Work required: Reproduce every line of the data below verbatim, leaving out the pictures.
☆ ☆ ☆ ☆ ☆
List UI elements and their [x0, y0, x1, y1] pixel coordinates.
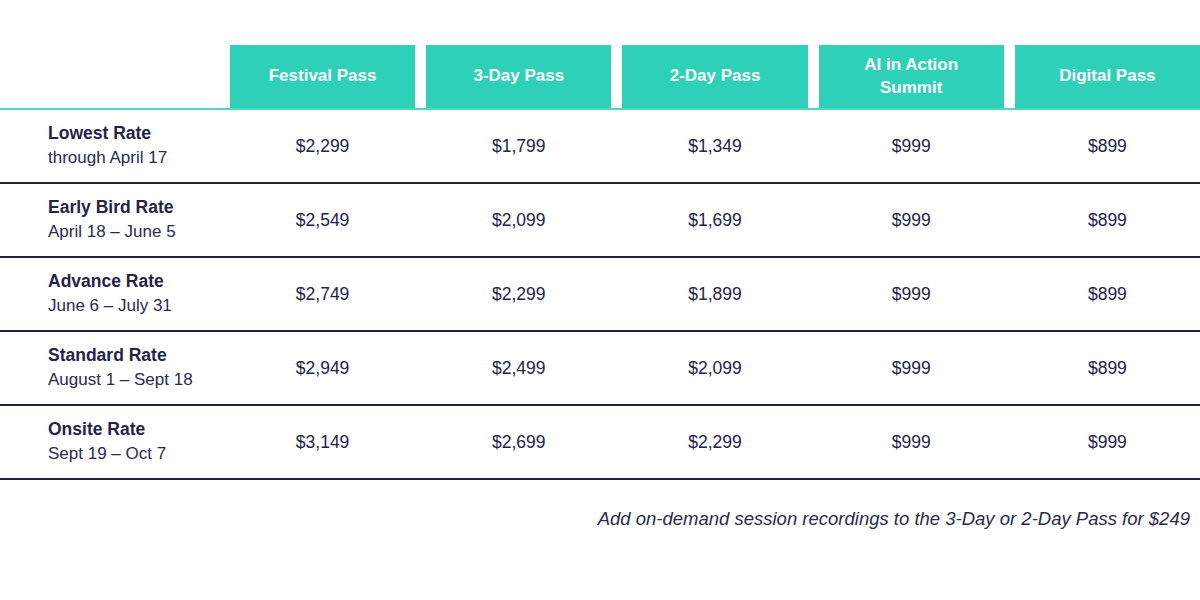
rate-label-cell: Standard Rate August 1 – Sept 18 [0, 343, 219, 393]
pass-column-button[interactable]: Digital Pass [1015, 45, 1200, 108]
price-cell: $2,099 [426, 210, 611, 231]
rate-row: Advance Rate June 6 – July 31 $2,749 $2,2… [0, 258, 1200, 332]
price-cell: $2,299 [230, 136, 415, 157]
rate-name: Lowest Rate [48, 121, 219, 146]
price-cell: $999 [1015, 432, 1200, 453]
rate-row: Onsite Rate Sept 19 – Oct 7 $3,149 $2,699… [0, 406, 1200, 480]
header-spacer [0, 45, 219, 108]
rate-dates: June 6 – July 31 [48, 294, 219, 319]
price-cell: $2,299 [426, 284, 611, 305]
rate-dates: April 18 – June 5 [48, 220, 219, 245]
price-cell: $2,699 [426, 432, 611, 453]
rate-name: Standard Rate [48, 343, 219, 368]
pass-column-button[interactable]: AI in Action Summit [819, 45, 1004, 108]
rate-row: Standard Rate August 1 – Sept 18 $2,949 $… [0, 332, 1200, 406]
price-cell: $1,899 [622, 284, 807, 305]
rate-row: Early Bird Rate April 18 – June 5 $2,549… [0, 184, 1200, 258]
price-cell: $899 [1015, 210, 1200, 231]
rate-name: Advance Rate [48, 269, 219, 294]
price-cell: $999 [819, 358, 1004, 379]
rate-dates: Sept 19 – Oct 7 [48, 442, 219, 467]
price-cell: $899 [1015, 136, 1200, 157]
price-cell: $999 [819, 432, 1004, 453]
price-cell: $3,149 [230, 432, 415, 453]
rate-label-cell: Lowest Rate through April 17 [0, 121, 219, 171]
price-cell: $2,499 [426, 358, 611, 379]
price-cell: $1,799 [426, 136, 611, 157]
price-cell: $2,299 [622, 432, 807, 453]
pricing-table-page: Festival Pass3-Day Pass2-Day PassAI in A… [0, 0, 1200, 600]
rate-label-cell: Onsite Rate Sept 19 – Oct 7 [0, 417, 219, 467]
price-cell: $2,749 [230, 284, 415, 305]
price-cell: $2,099 [622, 358, 807, 379]
pass-column-button[interactable]: 3-Day Pass [426, 45, 611, 108]
pricing-rows: Lowest Rate through April 17 $2,299 $1,79… [0, 110, 1200, 480]
price-cell: $999 [819, 210, 1004, 231]
price-cell: $2,949 [230, 358, 415, 379]
price-cell: $999 [819, 136, 1004, 157]
price-cell: $899 [1015, 284, 1200, 305]
rate-dates: through April 17 [48, 146, 219, 171]
rate-name: Onsite Rate [48, 417, 219, 442]
price-cell: $899 [1015, 358, 1200, 379]
rate-label-cell: Early Bird Rate April 18 – June 5 [0, 195, 219, 245]
rate-row: Lowest Rate through April 17 $2,299 $1,79… [0, 110, 1200, 184]
rate-name: Early Bird Rate [48, 195, 219, 220]
pass-column-button[interactable]: Festival Pass [230, 45, 415, 108]
price-cell: $999 [819, 284, 1004, 305]
pass-column-button[interactable]: 2-Day Pass [622, 45, 807, 108]
price-cell: $1,699 [622, 210, 807, 231]
addon-footnote: Add on-demand session recordings to the … [0, 508, 1200, 530]
price-cell: $1,349 [622, 136, 807, 157]
rate-dates: August 1 – Sept 18 [48, 368, 219, 393]
price-cell: $2,549 [230, 210, 415, 231]
pass-header-row: Festival Pass3-Day Pass2-Day PassAI in A… [0, 45, 1200, 108]
rate-label-cell: Advance Rate June 6 – July 31 [0, 269, 219, 319]
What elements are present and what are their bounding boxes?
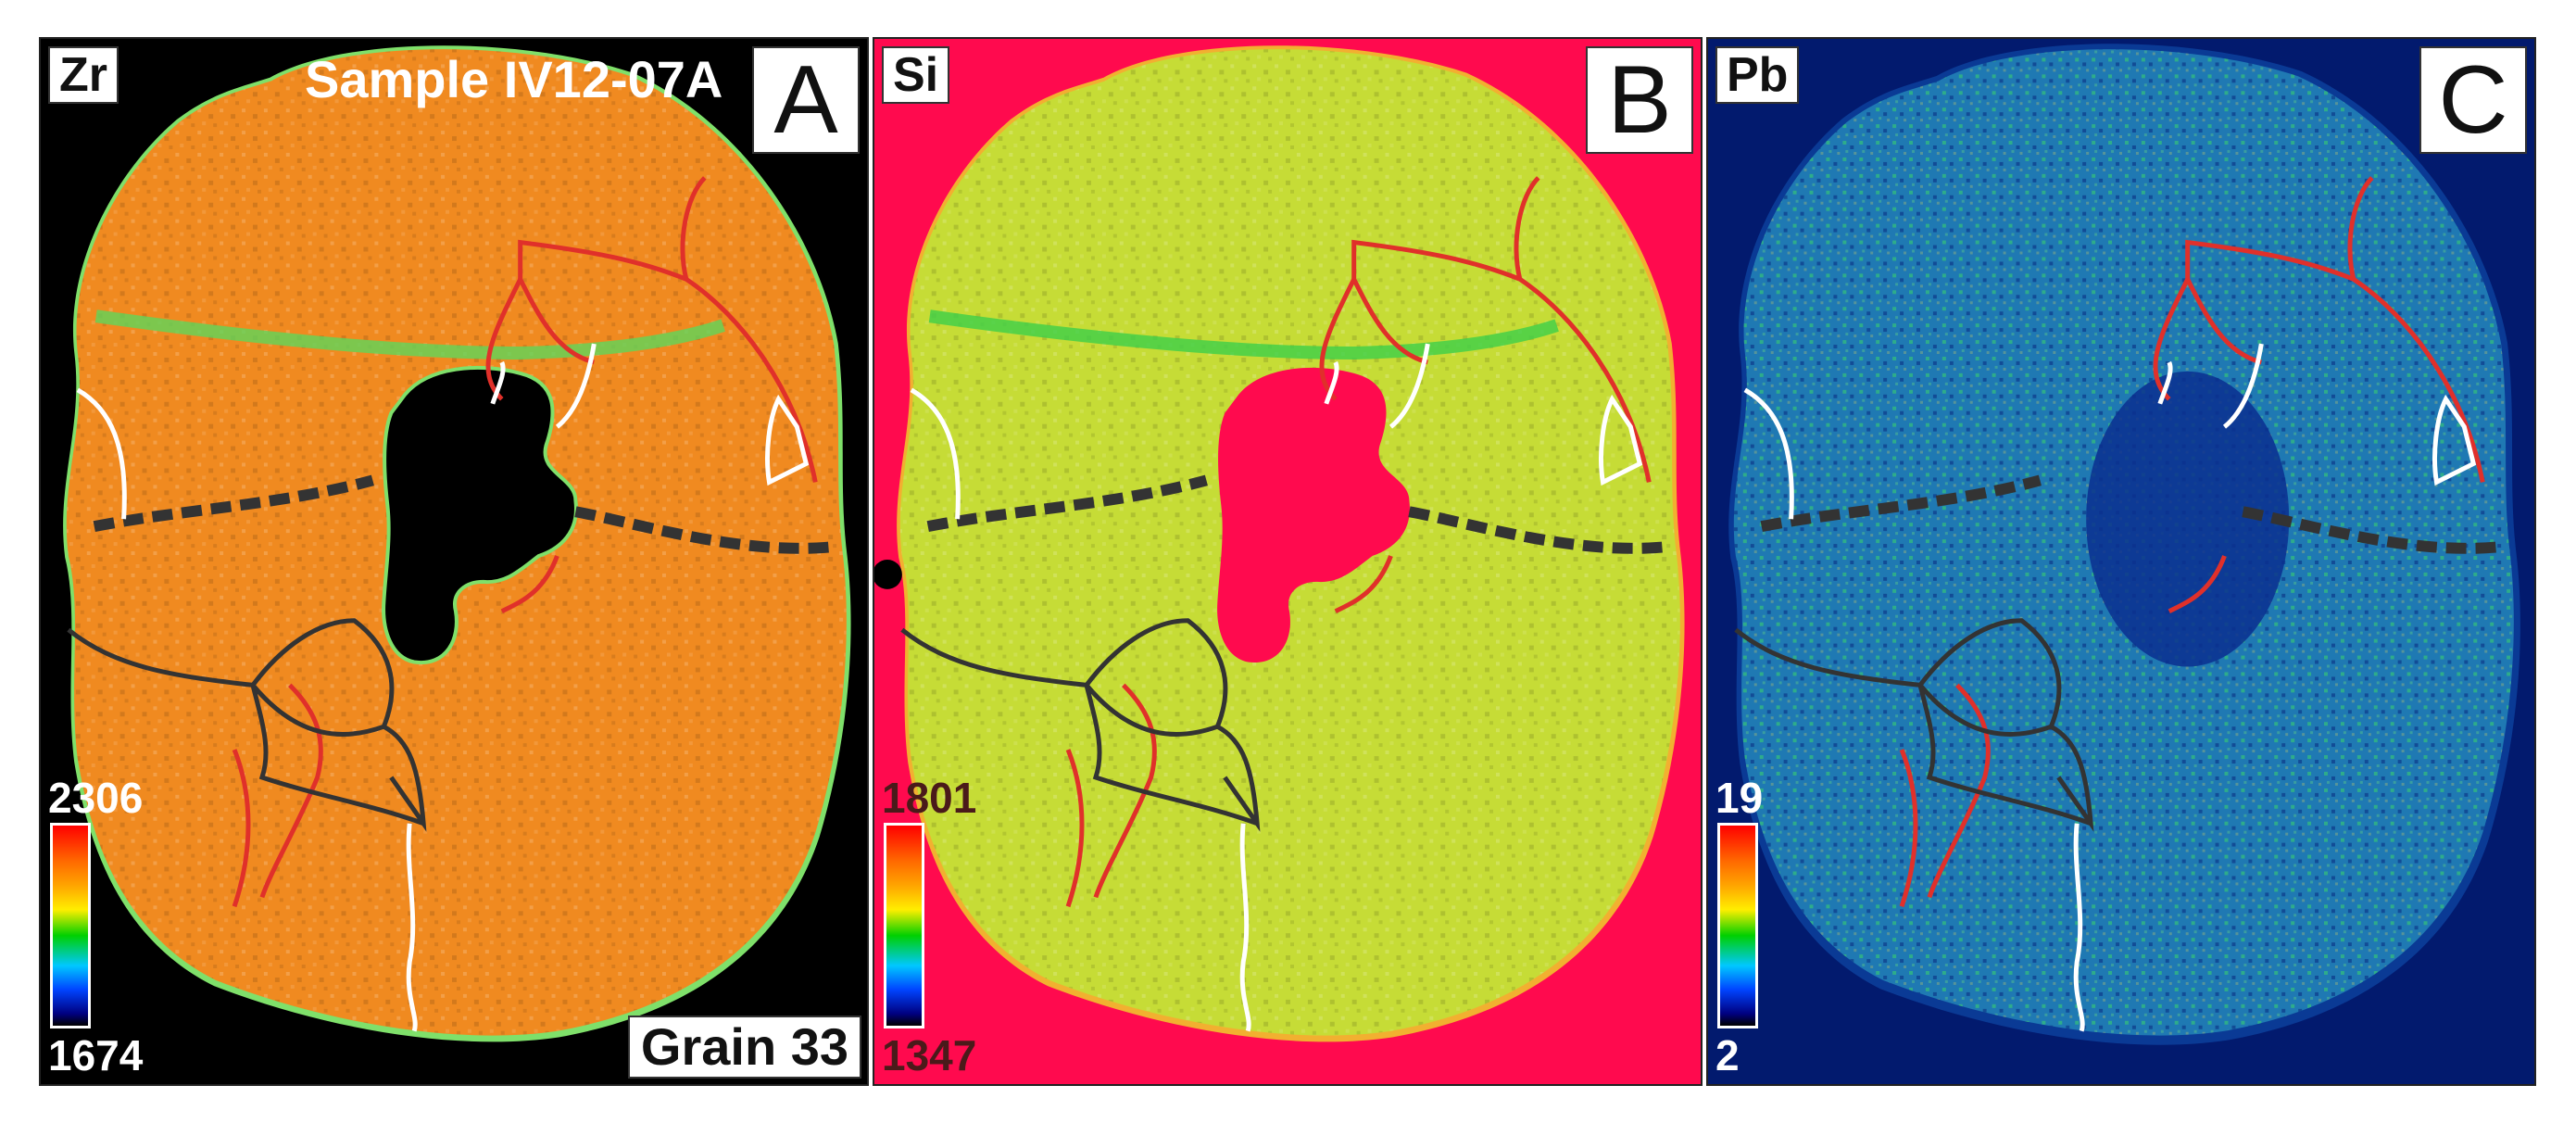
color-scale-bar [1717,823,1758,1028]
pb-grain-map [1728,44,2520,1045]
element-label: Zr [48,46,119,104]
scale-min-value: 1347 [882,1031,977,1079]
element-label: Si [882,46,950,104]
zr-grain-map [41,45,851,1042]
grain-label: Grain 33 [627,1016,861,1079]
scale-min-value: 2 [1715,1031,1740,1079]
panel-letter: C [2419,46,2527,154]
panel-letter: B [1586,46,1693,154]
sample-title: Sample IV12-07A [305,50,723,108]
color-scale-bar [884,823,924,1028]
panel-c-pb-map: Pb C 19 2 [1706,37,2536,1086]
panel-letter: A [752,46,860,154]
si-grain-map [874,45,1685,1042]
scale-max-value: 2306 [48,774,144,822]
scale-min-value: 1674 [48,1031,144,1079]
panel-b-si-map: Si B 1801 1347 [873,37,1703,1086]
panel-a-zr-map: Zr Sample IV12-07A A 2306 1674 Grain 33 [39,37,869,1086]
element-label: Pb [1715,46,1800,104]
scale-max-value: 1801 [882,774,977,822]
scale-max-value: 19 [1715,774,1764,822]
color-scale-bar [50,823,91,1028]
☆ ☆ ☆ ☆ ☆
Full solution:
List UI elements and their [x0, y0, x1, y1] pixel coordinates.
rate-label-cell: Standard Rate August 1 – Sept 18 [0, 343, 219, 393]
pass-column-button[interactable]: Digital Pass [1015, 45, 1200, 108]
price-cell: $2,099 [426, 210, 611, 231]
rate-row: Advance Rate June 6 – July 31 $2,749 $2,2… [0, 258, 1200, 332]
price-cell: $2,299 [230, 136, 415, 157]
rate-name: Lowest Rate [48, 121, 219, 146]
price-cell: $999 [1015, 432, 1200, 453]
rate-row: Onsite Rate Sept 19 – Oct 7 $3,149 $2,699… [0, 406, 1200, 480]
header-spacer [0, 45, 219, 108]
rate-dates: June 6 – July 31 [48, 294, 219, 319]
price-cell: $2,299 [426, 284, 611, 305]
rate-dates: April 18 – June 5 [48, 220, 219, 245]
price-cell: $2,699 [426, 432, 611, 453]
rate-name: Standard Rate [48, 343, 219, 368]
pass-column-button[interactable]: AI in Action Summit [819, 45, 1004, 108]
rate-row: Standard Rate August 1 – Sept 18 $2,949 $… [0, 332, 1200, 406]
price-cell: $1,899 [622, 284, 807, 305]
rate-row: Early Bird Rate April 18 – June 5 $2,549… [0, 184, 1200, 258]
price-cell: $899 [1015, 210, 1200, 231]
rate-name: Advance Rate [48, 269, 219, 294]
price-cell: $999 [819, 358, 1004, 379]
rate-dates: Sept 19 – Oct 7 [48, 442, 219, 467]
price-cell: $899 [1015, 136, 1200, 157]
price-cell: $999 [819, 432, 1004, 453]
price-cell: $3,149 [230, 432, 415, 453]
rate-label-cell: Lowest Rate through April 17 [0, 121, 219, 171]
price-cell: $2,499 [426, 358, 611, 379]
price-cell: $1,799 [426, 136, 611, 157]
price-cell: $2,299 [622, 432, 807, 453]
pricing-table-page: Festival Pass3-Day Pass2-Day PassAI in A… [0, 0, 1200, 600]
rate-label-cell: Onsite Rate Sept 19 – Oct 7 [0, 417, 219, 467]
price-cell: $2,749 [230, 284, 415, 305]
price-cell: $2,099 [622, 358, 807, 379]
pass-column-button[interactable]: 3-Day Pass [426, 45, 611, 108]
pricing-rows: Lowest Rate through April 17 $2,299 $1,79… [0, 110, 1200, 480]
price-cell: $999 [819, 210, 1004, 231]
price-cell: $2,949 [230, 358, 415, 379]
price-cell: $999 [819, 136, 1004, 157]
price-cell: $899 [1015, 284, 1200, 305]
rate-dates: through April 17 [48, 146, 219, 171]
rate-name: Onsite Rate [48, 417, 219, 442]
price-cell: $899 [1015, 358, 1200, 379]
rate-label-cell: Early Bird Rate April 18 – June 5 [0, 195, 219, 245]
rate-row: Lowest Rate through April 17 $2,299 $1,79… [0, 110, 1200, 184]
rate-name: Early Bird Rate [48, 195, 219, 220]
pass-column-button[interactable]: Festival Pass [230, 45, 415, 108]
price-cell: $999 [819, 284, 1004, 305]
pass-column-button[interactable]: 2-Day Pass [622, 45, 807, 108]
price-cell: $1,699 [622, 210, 807, 231]
addon-footnote: Add on-demand session recordings to the … [0, 508, 1200, 530]
price-cell: $1,349 [622, 136, 807, 157]
rate-dates: August 1 – Sept 18 [48, 368, 219, 393]
price-cell: $2,549 [230, 210, 415, 231]
pass-header-row: Festival Pass3-Day Pass2-Day PassAI in A… [0, 45, 1200, 108]
rate-label-cell: Advance Rate June 6 – July 31 [0, 269, 219, 319]
What elements are present and what are their bounding boxes?
color-scale-bar [1717,823,1758,1028]
pb-grain-map [1728,44,2520,1045]
element-label: Zr [48,46,119,104]
scale-min-value: 1347 [882,1031,977,1079]
element-label: Si [882,46,950,104]
zr-grain-map [41,45,851,1042]
grain-label: Grain 33 [627,1016,861,1079]
scale-min-value: 2 [1715,1031,1740,1079]
panel-letter: C [2419,46,2527,154]
panel-letter: B [1586,46,1693,154]
sample-title: Sample IV12-07A [305,50,723,108]
color-scale-bar [884,823,924,1028]
panel-c-pb-map: Pb C 19 2 [1706,37,2536,1086]
panel-letter: A [752,46,860,154]
si-grain-map [874,45,1685,1042]
scale-max-value: 2306 [48,774,144,822]
scale-min-value: 1674 [48,1031,144,1079]
panel-b-si-map: Si B 1801 1347 [873,37,1703,1086]
panel-a-zr-map: Zr Sample IV12-07A A 2306 1674 Grain 33 [39,37,869,1086]
element-label: Pb [1715,46,1800,104]
scale-max-value: 1801 [882,774,977,822]
scale-max-value: 19 [1715,774,1764,822]
color-scale-bar [50,823,91,1028]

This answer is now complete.